Exercise brief ->
Transcribe the records below exactly as they appear, omitting any pictures.
========
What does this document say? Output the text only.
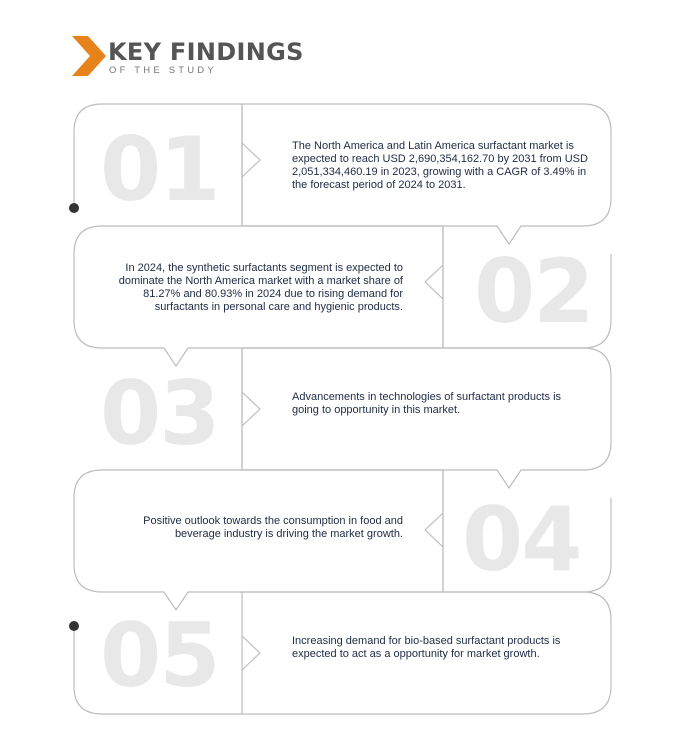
KEY FINDINGS
OF THE STUDY
01	The North America and Latin America surfactant market is expected to reach USD 2,690,354,162.70 by 2031 from USD 2,051,334,460.19 in 2023, growing with a CAGR of 3.49% in the forecast period of 2024 to 2031.
02
In 2024, the synthetic surfactants segment is expected to dominate the North America market with a market share of 81.27% and 80.93% in 2024 due to rising demand for surfactants in personal care and hygienic products.
03	Advancements in technologies of surfactant products is going to opportunity in this market.
04
Positive outlook towards the consumption in food and beverage industry is driving the market growth.
05	Increasing demand for bio-based surfactant products is expected to act as a opportunity for market growth.
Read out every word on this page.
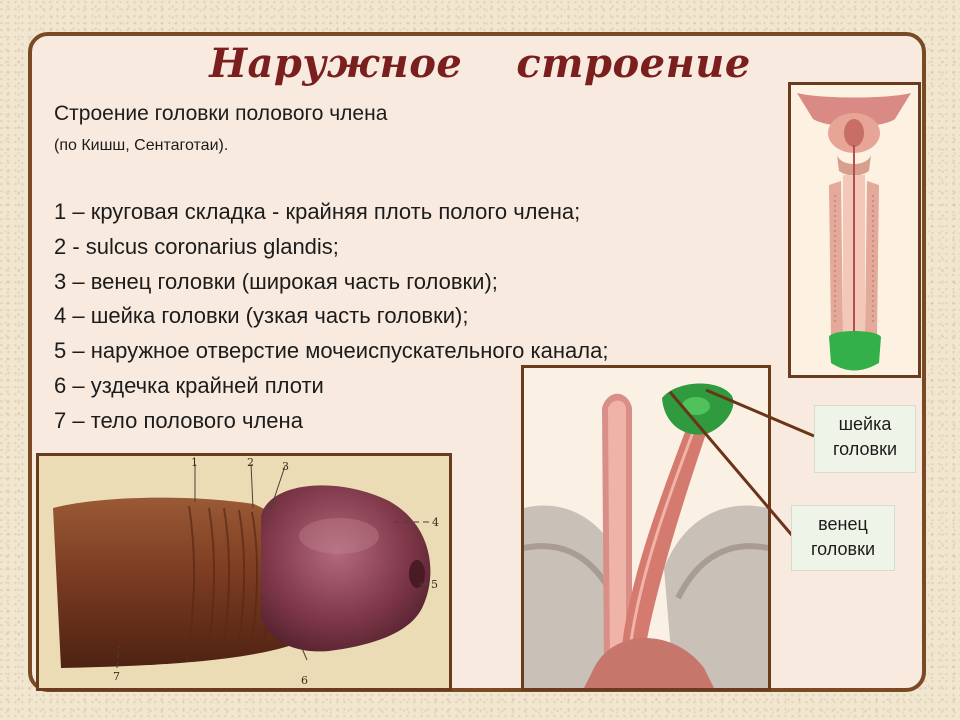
Наружное строение
Строение головки полового члена
(по Кишш, Сентаготаи).
1 – круговая складка - крайняя плоть полого члена;
2 - sulcus coronarius glandis;
3 – венец головки (широкая часть головки);
4 – шейка головки (узкая часть головки);
5 – наружное отверстие мочеиспускательного канала;
6 – уздечка крайней плоти
7 – тело полового члена
1	2	3
4
5
6
7
шейка
головки
венец
головки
========
Task output ->
What does this document say? Output the text only.
KEY FINDINGS
OF THE STUDY
01	The North America and Latin America surfactant market is expected to reach USD 2,690,354,162.70 by 2031 from USD 2,051,334,460.19 in 2023, growing with a CAGR of 3.49% in the forecast period of 2024 to 2031.
02
In 2024, the synthetic surfactants segment is expected to dominate the North America market with a market share of 81.27% and 80.93% in 2024 due to rising demand for surfactants in personal care and hygienic products.
03	Advancements in technologies of surfactant products is going to opportunity in this market.
04
Positive outlook towards the consumption in food and beverage industry is driving the market growth.
05	Increasing demand for bio-based surfactant products is expected to act as a opportunity for market growth.
Read out every word on this page.
Наружное строение
Строение головки полового члена
(по Кишш, Сентаготаи).
1 – круговая складка - крайняя плоть полого члена;
2 - sulcus coronarius glandis;
3 – венец головки (широкая часть головки);
4 – шейка головки (узкая часть головки);
5 – наружное отверстие мочеиспускательного канала;
6 – уздечка крайней плоти
7 – тело полового члена
1	2	3
4
5
6
7
шейка
головки
венец
головки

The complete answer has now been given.